### Your task:
Extract each line of the data and write it out again exactly.
——
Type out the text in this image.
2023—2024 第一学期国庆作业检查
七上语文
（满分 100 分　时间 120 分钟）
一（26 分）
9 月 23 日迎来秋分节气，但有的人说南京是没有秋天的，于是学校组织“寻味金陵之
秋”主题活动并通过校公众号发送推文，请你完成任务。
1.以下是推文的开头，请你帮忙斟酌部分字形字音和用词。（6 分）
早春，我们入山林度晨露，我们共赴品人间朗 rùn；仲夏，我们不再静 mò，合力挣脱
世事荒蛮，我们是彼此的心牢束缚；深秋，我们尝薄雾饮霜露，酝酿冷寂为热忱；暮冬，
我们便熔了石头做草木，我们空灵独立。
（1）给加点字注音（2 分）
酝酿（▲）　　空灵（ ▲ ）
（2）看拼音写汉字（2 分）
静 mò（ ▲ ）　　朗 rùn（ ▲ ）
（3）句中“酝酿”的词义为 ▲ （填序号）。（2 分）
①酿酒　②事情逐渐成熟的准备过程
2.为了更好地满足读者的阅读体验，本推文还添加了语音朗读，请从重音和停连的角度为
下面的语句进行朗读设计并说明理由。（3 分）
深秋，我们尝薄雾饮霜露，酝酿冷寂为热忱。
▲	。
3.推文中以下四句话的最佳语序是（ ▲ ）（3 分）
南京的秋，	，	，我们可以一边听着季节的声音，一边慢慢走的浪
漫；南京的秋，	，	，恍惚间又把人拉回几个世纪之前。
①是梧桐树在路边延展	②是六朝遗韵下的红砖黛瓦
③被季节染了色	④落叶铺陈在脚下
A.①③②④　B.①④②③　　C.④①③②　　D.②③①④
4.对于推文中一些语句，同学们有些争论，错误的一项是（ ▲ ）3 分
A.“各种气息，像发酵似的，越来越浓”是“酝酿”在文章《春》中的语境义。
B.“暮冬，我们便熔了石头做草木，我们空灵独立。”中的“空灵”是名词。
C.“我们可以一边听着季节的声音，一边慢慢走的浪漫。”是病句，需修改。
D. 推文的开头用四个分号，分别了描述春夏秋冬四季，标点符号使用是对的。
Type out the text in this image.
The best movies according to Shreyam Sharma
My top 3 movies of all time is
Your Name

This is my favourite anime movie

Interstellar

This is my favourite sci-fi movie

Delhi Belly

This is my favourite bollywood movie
——
### Expected output:
Type out the text in this image.
2023—2024 第一学期国庆作业检查
七上语文
（满分 100 分　时间 120 分钟）
一（26 分）
9 月 23 日迎来秋分节气，但有的人说南京是没有秋天的，于是学校组织“寻味金陵之
秋”主题活动并通过校公众号发送推文，请你完成任务。
1.以下是推文的开头，请你帮忙斟酌部分字形字音和用词。（6 分）
早春，我们入山林度晨露，我们共赴品人间朗 rùn；仲夏，我们不再静 mò，合力挣脱
世事荒蛮，我们是彼此的心牢束缚；深秋，我们尝薄雾饮霜露，酝酿冷寂为热忱；暮冬，
我们便熔了石头做草木，我们空灵独立。
（1）给加点字注音（2 分）
酝酿（▲）　　空灵（ ▲ ）
（2）看拼音写汉字（2 分）
静 mò（ ▲ ）　　朗 rùn（ ▲ ）
（3）句中“酝酿”的词义为 ▲ （填序号）。（2 分）
①酿酒　②事情逐渐成熟的准备过程
2.为了更好地满足读者的阅读体验，本推文还添加了语音朗读，请从重音和停连的角度为
下面的语句进行朗读设计并说明理由。（3 分）
深秋，我们尝薄雾饮霜露，酝酿冷寂为热忱。
▲	。
3.推文中以下四句话的最佳语序是（ ▲ ）（3 分）
南京的秋，	，	，我们可以一边听着季节的声音，一边慢慢走的浪
漫；南京的秋，	，	，恍惚间又把人拉回几个世纪之前。
①是梧桐树在路边延展	②是六朝遗韵下的红砖黛瓦
③被季节染了色	④落叶铺陈在脚下
A.①③②④　B.①④②③　　C.④①③②　　D.②③①④
4.对于推文中一些语句，同学们有些争论，错误的一项是（ ▲ ）3 分
A.“各种气息，像发酵似的，越来越浓”是“酝酿”在文章《春》中的语境义。
B.“暮冬，我们便熔了石头做草木，我们空灵独立。”中的“空灵”是名词。
C.“我们可以一边听着季节的声音，一边慢慢走的浪漫。”是病句，需修改。
D. 推文的开头用四个分号，分别了描述春夏秋冬四季，标点符号使用是对的。
Type out the text in this image.
The best movies according to Shreyam Sharma
My top 3 movies of all time is
Your Name

This is my favourite anime movie

Interstellar

This is my favourite sci-fi movie

Delhi Belly

This is my favourite bollywood movie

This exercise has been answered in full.